## SOURCE DATA
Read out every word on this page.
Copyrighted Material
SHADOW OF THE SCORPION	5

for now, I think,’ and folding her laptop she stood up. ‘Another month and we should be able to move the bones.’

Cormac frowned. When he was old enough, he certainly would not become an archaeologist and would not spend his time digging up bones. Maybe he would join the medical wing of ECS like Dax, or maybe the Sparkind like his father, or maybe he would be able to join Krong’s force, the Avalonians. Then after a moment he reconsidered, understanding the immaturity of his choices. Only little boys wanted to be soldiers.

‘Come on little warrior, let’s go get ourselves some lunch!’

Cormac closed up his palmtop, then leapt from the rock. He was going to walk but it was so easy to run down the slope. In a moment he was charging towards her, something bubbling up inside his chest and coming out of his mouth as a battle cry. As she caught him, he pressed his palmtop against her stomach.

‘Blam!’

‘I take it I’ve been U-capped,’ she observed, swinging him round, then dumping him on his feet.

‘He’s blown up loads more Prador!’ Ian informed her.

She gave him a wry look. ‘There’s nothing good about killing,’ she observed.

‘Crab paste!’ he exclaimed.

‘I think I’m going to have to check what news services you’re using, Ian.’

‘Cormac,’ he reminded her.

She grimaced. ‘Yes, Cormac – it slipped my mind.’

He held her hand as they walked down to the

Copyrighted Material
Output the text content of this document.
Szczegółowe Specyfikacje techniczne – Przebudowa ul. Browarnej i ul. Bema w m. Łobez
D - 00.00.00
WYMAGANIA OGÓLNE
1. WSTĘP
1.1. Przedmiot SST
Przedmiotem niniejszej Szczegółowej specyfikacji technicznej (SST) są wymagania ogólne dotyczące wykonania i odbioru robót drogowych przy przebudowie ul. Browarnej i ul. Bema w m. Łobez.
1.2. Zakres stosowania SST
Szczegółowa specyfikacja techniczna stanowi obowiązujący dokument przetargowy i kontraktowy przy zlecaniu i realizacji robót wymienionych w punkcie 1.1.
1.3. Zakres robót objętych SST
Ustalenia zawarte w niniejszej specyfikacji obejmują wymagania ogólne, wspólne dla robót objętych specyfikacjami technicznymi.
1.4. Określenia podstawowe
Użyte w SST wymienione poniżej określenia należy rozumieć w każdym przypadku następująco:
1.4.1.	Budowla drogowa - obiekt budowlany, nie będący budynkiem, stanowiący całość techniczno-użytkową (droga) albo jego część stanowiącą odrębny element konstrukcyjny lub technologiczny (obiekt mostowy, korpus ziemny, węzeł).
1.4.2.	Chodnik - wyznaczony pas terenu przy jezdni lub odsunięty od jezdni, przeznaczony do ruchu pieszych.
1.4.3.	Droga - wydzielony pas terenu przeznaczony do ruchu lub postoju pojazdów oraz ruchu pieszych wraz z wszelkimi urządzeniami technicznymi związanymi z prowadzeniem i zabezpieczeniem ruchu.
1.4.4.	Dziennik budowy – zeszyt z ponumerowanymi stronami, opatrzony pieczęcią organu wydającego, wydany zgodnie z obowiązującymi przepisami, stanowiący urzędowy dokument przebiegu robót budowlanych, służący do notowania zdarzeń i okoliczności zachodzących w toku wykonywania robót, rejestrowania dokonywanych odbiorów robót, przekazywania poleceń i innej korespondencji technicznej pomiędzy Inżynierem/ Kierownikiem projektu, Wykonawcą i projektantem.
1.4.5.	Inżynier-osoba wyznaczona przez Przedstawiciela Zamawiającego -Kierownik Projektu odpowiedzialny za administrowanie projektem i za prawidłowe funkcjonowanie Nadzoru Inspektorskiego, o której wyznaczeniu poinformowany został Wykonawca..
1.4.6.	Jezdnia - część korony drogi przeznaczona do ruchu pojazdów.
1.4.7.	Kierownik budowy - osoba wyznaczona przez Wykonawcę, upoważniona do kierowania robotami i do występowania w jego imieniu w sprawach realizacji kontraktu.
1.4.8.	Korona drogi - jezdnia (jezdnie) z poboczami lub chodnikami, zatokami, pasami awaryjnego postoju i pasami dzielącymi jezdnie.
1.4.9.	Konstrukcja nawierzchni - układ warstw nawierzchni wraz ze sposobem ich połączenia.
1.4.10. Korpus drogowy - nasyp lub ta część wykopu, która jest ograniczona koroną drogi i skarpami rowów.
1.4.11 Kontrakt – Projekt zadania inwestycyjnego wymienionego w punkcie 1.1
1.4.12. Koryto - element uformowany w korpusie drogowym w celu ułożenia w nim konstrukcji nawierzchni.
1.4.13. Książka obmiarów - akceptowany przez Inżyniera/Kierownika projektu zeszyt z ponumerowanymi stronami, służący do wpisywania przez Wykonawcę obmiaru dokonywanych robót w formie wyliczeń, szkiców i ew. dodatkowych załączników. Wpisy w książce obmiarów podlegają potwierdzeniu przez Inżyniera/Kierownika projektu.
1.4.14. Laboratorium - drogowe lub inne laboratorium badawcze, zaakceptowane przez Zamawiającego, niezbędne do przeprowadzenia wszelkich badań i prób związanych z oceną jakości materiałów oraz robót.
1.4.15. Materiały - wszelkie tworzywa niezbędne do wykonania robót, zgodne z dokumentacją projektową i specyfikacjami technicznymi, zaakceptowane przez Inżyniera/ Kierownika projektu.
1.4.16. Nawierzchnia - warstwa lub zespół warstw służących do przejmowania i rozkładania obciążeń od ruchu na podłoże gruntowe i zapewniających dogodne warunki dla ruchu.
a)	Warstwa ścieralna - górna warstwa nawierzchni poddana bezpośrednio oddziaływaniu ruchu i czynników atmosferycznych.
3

## DIRECTIVE
Quote every entry exactly.

## REPLY
Read out every word on this page.
Copyrighted Material
SHADOW OF THE SCORPION	5

for now, I think,’ and folding her laptop she stood up. ‘Another month and we should be able to move the bones.’

Cormac frowned. When he was old enough, he certainly would not become an archaeologist and would not spend his time digging up bones. Maybe he would join the medical wing of ECS like Dax, or maybe the Sparkind like his father, or maybe he would be able to join Krong’s force, the Avalonians. Then after a moment he reconsidered, understanding the immaturity of his choices. Only little boys wanted to be soldiers.

‘Come on little warrior, let’s go get ourselves some lunch!’

Cormac closed up his palmtop, then leapt from the rock. He was going to walk but it was so easy to run down the slope. In a moment he was charging towards her, something bubbling up inside his chest and coming out of his mouth as a battle cry. As she caught him, he pressed his palmtop against her stomach.

‘Blam!’

‘I take it I’ve been U-capped,’ she observed, swinging him round, then dumping him on his feet.

‘He’s blown up loads more Prador!’ Ian informed her.

She gave him a wry look. ‘There’s nothing good about killing,’ she observed.

‘Crab paste!’ he exclaimed.

‘I think I’m going to have to check what news services you’re using, Ian.’

‘Cormac,’ he reminded her.

She grimaced. ‘Yes, Cormac – it slipped my mind.’

He held her hand as they walked down to the

Copyrighted Material
Output the text content of this document.
Szczegółowe Specyfikacje techniczne – Przebudowa ul. Browarnej i ul. Bema w m. Łobez
D - 00.00.00
WYMAGANIA OGÓLNE
1. WSTĘP
1.1. Przedmiot SST
Przedmiotem niniejszej Szczegółowej specyfikacji technicznej (SST) są wymagania ogólne dotyczące wykonania i odbioru robót drogowych przy przebudowie ul. Browarnej i ul. Bema w m. Łobez.
1.2. Zakres stosowania SST
Szczegółowa specyfikacja techniczna stanowi obowiązujący dokument przetargowy i kontraktowy przy zlecaniu i realizacji robót wymienionych w punkcie 1.1.
1.3. Zakres robót objętych SST
Ustalenia zawarte w niniejszej specyfikacji obejmują wymagania ogólne, wspólne dla robót objętych specyfikacjami technicznymi.
1.4. Określenia podstawowe
Użyte w SST wymienione poniżej określenia należy rozumieć w każdym przypadku następująco:
1.4.1.	Budowla drogowa - obiekt budowlany, nie będący budynkiem, stanowiący całość techniczno-użytkową (droga) albo jego część stanowiącą odrębny element konstrukcyjny lub technologiczny (obiekt mostowy, korpus ziemny, węzeł).
1.4.2.	Chodnik - wyznaczony pas terenu przy jezdni lub odsunięty od jezdni, przeznaczony do ruchu pieszych.
1.4.3.	Droga - wydzielony pas terenu przeznaczony do ruchu lub postoju pojazdów oraz ruchu pieszych wraz z wszelkimi urządzeniami technicznymi związanymi z prowadzeniem i zabezpieczeniem ruchu.
1.4.4.	Dziennik budowy – zeszyt z ponumerowanymi stronami, opatrzony pieczęcią organu wydającego, wydany zgodnie z obowiązującymi przepisami, stanowiący urzędowy dokument przebiegu robót budowlanych, służący do notowania zdarzeń i okoliczności zachodzących w toku wykonywania robót, rejestrowania dokonywanych odbiorów robót, przekazywania poleceń i innej korespondencji technicznej pomiędzy Inżynierem/ Kierownikiem projektu, Wykonawcą i projektantem.
1.4.5.	Inżynier-osoba wyznaczona przez Przedstawiciela Zamawiającego -Kierownik Projektu odpowiedzialny za administrowanie projektem i za prawidłowe funkcjonowanie Nadzoru Inspektorskiego, o której wyznaczeniu poinformowany został Wykonawca..
1.4.6.	Jezdnia - część korony drogi przeznaczona do ruchu pojazdów.
1.4.7.	Kierownik budowy - osoba wyznaczona przez Wykonawcę, upoważniona do kierowania robotami i do występowania w jego imieniu w sprawach realizacji kontraktu.
1.4.8.	Korona drogi - jezdnia (jezdnie) z poboczami lub chodnikami, zatokami, pasami awaryjnego postoju i pasami dzielącymi jezdnie.
1.4.9.	Konstrukcja nawierzchni - układ warstw nawierzchni wraz ze sposobem ich połączenia.
1.4.10. Korpus drogowy - nasyp lub ta część wykopu, która jest ograniczona koroną drogi i skarpami rowów.
1.4.11 Kontrakt – Projekt zadania inwestycyjnego wymienionego w punkcie 1.1
1.4.12. Koryto - element uformowany w korpusie drogowym w celu ułożenia w nim konstrukcji nawierzchni.
1.4.13. Książka obmiarów - akceptowany przez Inżyniera/Kierownika projektu zeszyt z ponumerowanymi stronami, służący do wpisywania przez Wykonawcę obmiaru dokonywanych robót w formie wyliczeń, szkiców i ew. dodatkowych załączników. Wpisy w książce obmiarów podlegają potwierdzeniu przez Inżyniera/Kierownika projektu.
1.4.14. Laboratorium - drogowe lub inne laboratorium badawcze, zaakceptowane przez Zamawiającego, niezbędne do przeprowadzenia wszelkich badań i prób związanych z oceną jakości materiałów oraz robót.
1.4.15. Materiały - wszelkie tworzywa niezbędne do wykonania robót, zgodne z dokumentacją projektową i specyfikacjami technicznymi, zaakceptowane przez Inżyniera/ Kierownika projektu.
1.4.16. Nawierzchnia - warstwa lub zespół warstw służących do przejmowania i rozkładania obciążeń od ruchu na podłoże gruntowe i zapewniających dogodne warunki dla ruchu.
a)	Warstwa ścieralna - górna warstwa nawierzchni poddana bezpośrednio oddziaływaniu ruchu i czynników atmosferycznych.
3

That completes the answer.